Exercise goal: In the entries that follow, find the word "name" and report each line it is on.

(Saved data entries)
## begin
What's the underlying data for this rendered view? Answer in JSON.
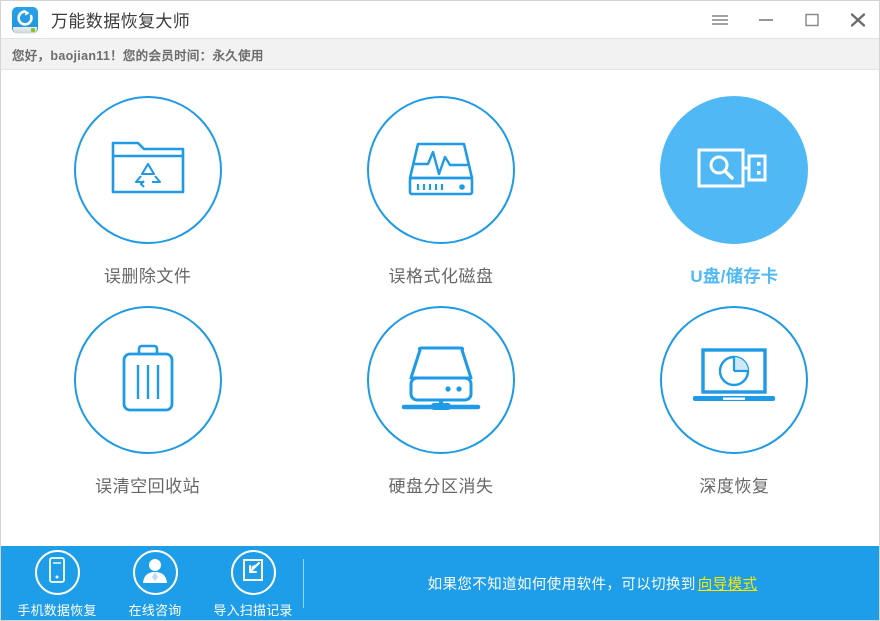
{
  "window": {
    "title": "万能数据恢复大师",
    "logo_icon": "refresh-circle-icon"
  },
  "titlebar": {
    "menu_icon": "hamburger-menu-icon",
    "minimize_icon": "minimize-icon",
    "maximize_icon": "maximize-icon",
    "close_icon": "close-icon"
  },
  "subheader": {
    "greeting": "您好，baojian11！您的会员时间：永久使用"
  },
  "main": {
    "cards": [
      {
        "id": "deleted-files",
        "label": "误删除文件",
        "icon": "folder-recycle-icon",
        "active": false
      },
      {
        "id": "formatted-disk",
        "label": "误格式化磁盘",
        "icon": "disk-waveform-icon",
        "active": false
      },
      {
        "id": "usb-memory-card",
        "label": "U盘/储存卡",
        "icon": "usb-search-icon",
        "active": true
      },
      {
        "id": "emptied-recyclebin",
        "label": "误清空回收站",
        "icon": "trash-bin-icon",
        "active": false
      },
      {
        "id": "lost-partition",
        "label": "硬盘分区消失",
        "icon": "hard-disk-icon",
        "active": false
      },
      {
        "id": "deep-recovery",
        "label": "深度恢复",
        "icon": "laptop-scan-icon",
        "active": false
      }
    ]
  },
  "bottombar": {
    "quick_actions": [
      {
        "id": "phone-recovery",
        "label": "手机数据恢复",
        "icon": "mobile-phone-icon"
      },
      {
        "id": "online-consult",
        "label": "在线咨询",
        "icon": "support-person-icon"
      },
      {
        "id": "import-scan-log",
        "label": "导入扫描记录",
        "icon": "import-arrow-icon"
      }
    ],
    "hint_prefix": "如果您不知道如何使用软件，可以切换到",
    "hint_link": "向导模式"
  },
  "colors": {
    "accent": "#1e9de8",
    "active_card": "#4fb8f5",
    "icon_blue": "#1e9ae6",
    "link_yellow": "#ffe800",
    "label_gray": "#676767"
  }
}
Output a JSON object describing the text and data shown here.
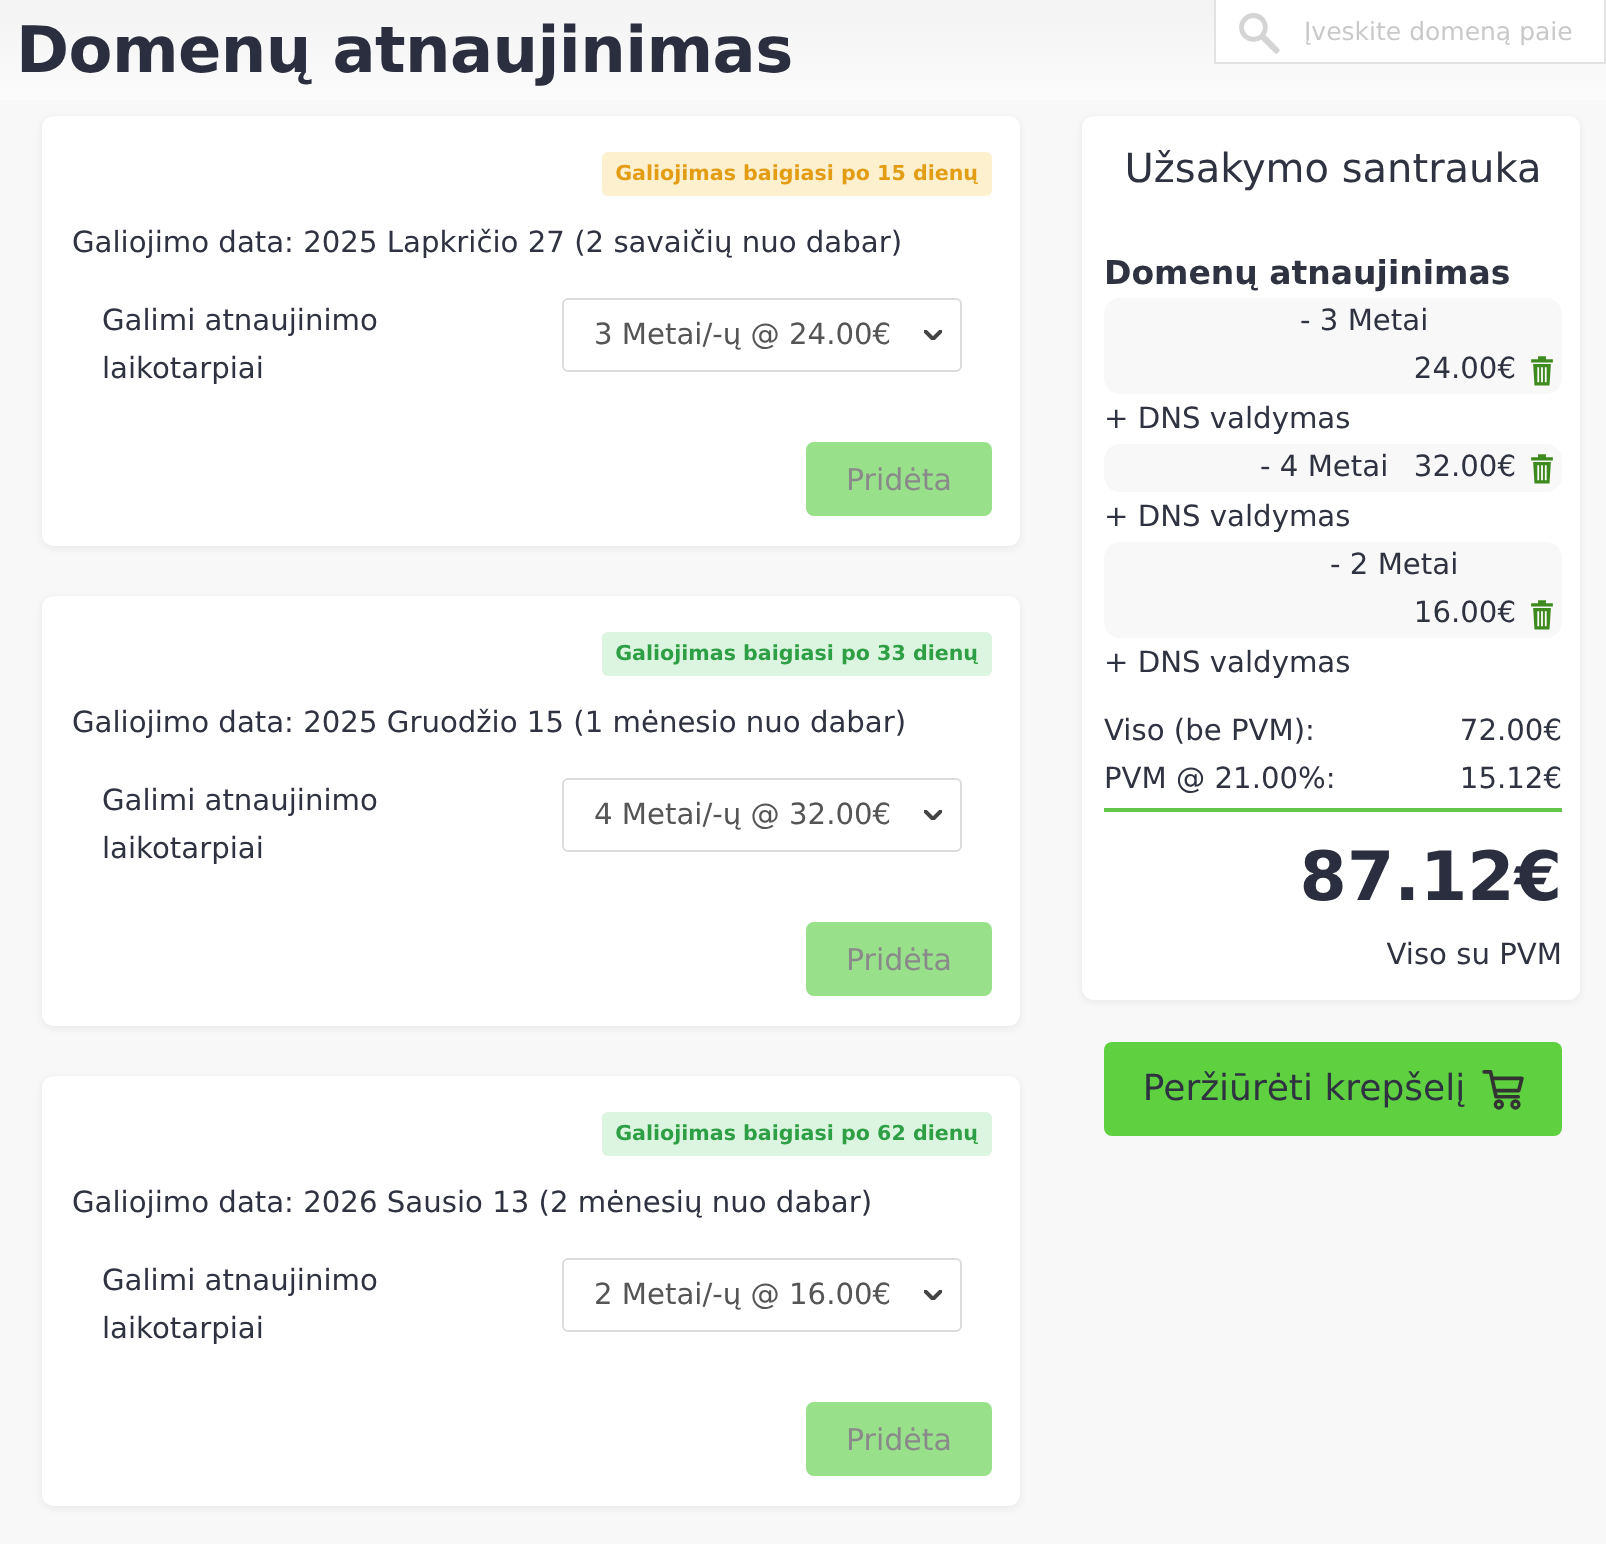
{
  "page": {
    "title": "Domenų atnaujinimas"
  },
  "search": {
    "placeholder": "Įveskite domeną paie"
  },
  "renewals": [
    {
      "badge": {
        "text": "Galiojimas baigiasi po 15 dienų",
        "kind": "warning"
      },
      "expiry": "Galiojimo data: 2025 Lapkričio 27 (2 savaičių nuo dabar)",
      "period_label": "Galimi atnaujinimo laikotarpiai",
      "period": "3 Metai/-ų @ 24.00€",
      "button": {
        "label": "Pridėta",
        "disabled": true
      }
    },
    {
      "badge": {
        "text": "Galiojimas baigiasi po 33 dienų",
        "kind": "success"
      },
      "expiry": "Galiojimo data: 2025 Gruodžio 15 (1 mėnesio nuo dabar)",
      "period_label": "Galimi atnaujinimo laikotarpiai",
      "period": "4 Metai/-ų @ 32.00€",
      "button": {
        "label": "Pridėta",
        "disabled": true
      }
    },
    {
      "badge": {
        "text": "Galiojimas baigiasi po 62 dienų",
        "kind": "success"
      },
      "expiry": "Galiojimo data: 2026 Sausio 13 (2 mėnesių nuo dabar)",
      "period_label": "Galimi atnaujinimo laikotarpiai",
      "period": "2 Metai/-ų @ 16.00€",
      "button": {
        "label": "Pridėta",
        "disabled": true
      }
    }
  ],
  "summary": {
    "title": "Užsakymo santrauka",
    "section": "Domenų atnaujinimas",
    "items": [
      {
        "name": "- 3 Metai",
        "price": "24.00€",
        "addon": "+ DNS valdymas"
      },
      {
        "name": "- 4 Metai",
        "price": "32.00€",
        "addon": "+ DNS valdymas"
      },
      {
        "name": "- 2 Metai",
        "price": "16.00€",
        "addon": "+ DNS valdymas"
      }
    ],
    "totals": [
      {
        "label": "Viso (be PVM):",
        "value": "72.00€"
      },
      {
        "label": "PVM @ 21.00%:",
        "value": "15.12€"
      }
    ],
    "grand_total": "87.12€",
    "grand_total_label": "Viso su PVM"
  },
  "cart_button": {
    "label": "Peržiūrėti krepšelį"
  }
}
## end
## begin
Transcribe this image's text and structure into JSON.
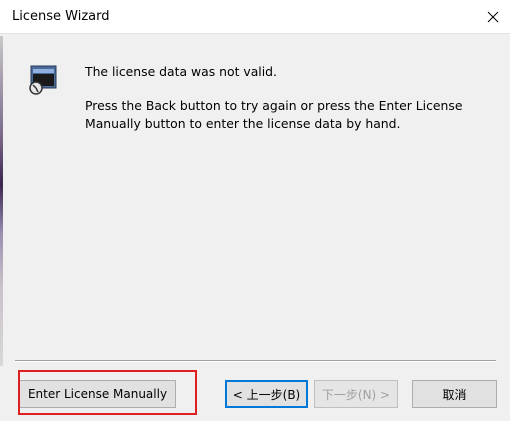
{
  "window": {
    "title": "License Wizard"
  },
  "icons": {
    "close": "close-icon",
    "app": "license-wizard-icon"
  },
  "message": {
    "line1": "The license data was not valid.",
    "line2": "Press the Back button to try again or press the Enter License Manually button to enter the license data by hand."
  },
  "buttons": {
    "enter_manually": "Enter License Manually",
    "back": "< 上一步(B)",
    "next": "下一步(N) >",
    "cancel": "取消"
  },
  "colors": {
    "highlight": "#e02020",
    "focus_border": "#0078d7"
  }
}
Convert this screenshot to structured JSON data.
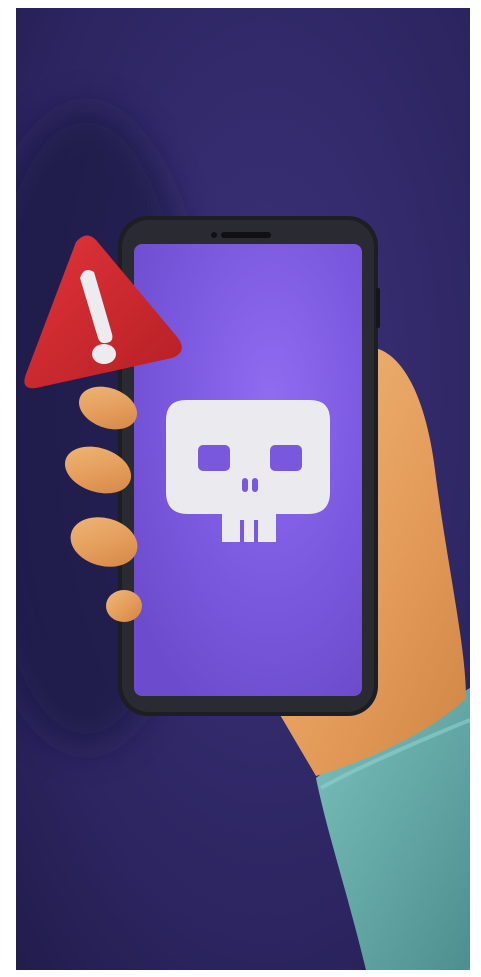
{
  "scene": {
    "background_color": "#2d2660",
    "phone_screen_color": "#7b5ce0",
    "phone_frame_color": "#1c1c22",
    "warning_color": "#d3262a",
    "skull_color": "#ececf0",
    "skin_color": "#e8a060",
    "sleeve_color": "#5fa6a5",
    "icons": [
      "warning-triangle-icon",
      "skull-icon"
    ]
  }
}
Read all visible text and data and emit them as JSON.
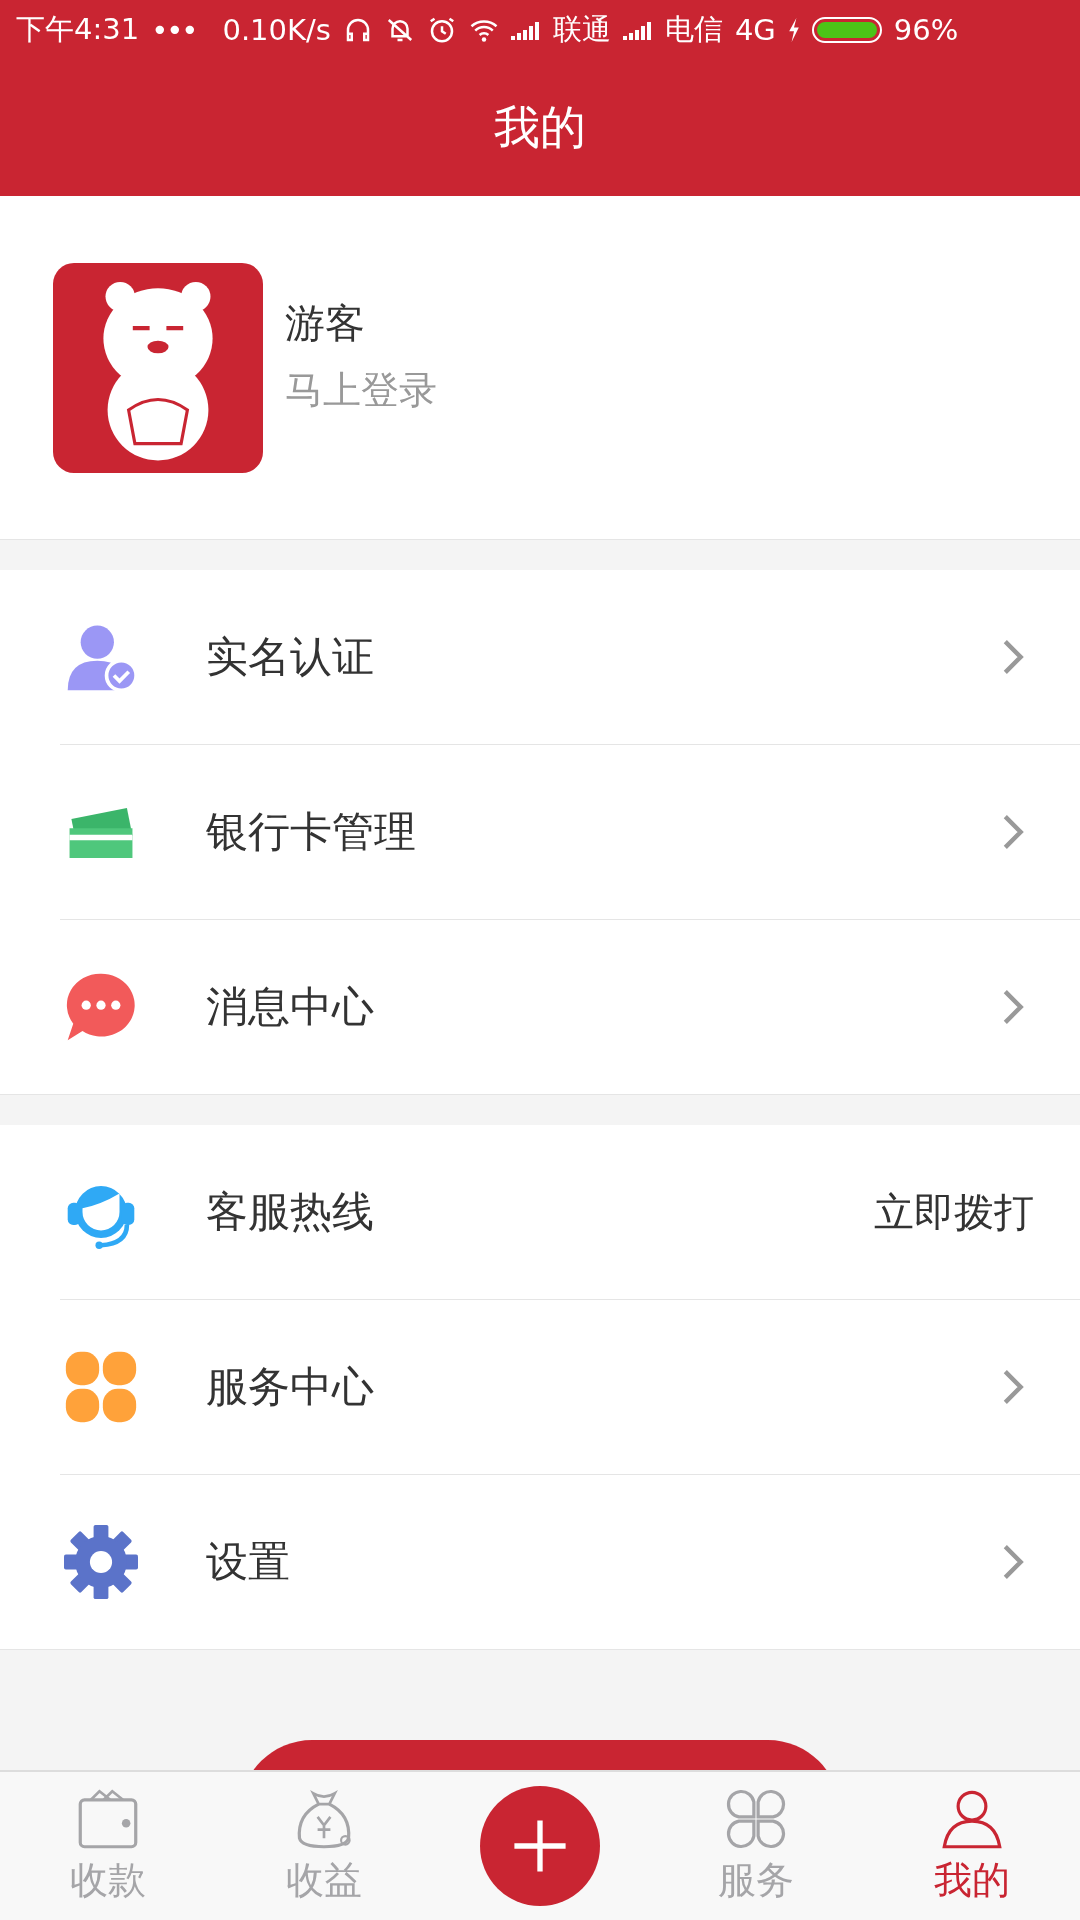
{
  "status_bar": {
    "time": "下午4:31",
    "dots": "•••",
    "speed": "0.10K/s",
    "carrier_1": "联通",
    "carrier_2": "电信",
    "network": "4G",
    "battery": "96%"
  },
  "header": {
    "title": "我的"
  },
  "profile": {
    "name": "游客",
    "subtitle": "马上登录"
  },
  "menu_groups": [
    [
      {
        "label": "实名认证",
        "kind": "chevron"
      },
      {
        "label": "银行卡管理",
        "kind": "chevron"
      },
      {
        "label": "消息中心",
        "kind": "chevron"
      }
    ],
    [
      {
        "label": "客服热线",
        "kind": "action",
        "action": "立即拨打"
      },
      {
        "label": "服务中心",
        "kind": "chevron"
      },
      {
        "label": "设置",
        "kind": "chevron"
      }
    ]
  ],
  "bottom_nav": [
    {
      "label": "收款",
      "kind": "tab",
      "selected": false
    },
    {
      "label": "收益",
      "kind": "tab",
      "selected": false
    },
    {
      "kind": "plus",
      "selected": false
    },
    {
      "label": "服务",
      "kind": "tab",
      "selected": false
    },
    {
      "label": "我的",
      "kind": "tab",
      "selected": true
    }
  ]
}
## end
Reply to the exercise:
        "name": "- 3 Metai",
        "name": "- 4 Metai",
        "name": "- 2 Metai",
    "name": "游客",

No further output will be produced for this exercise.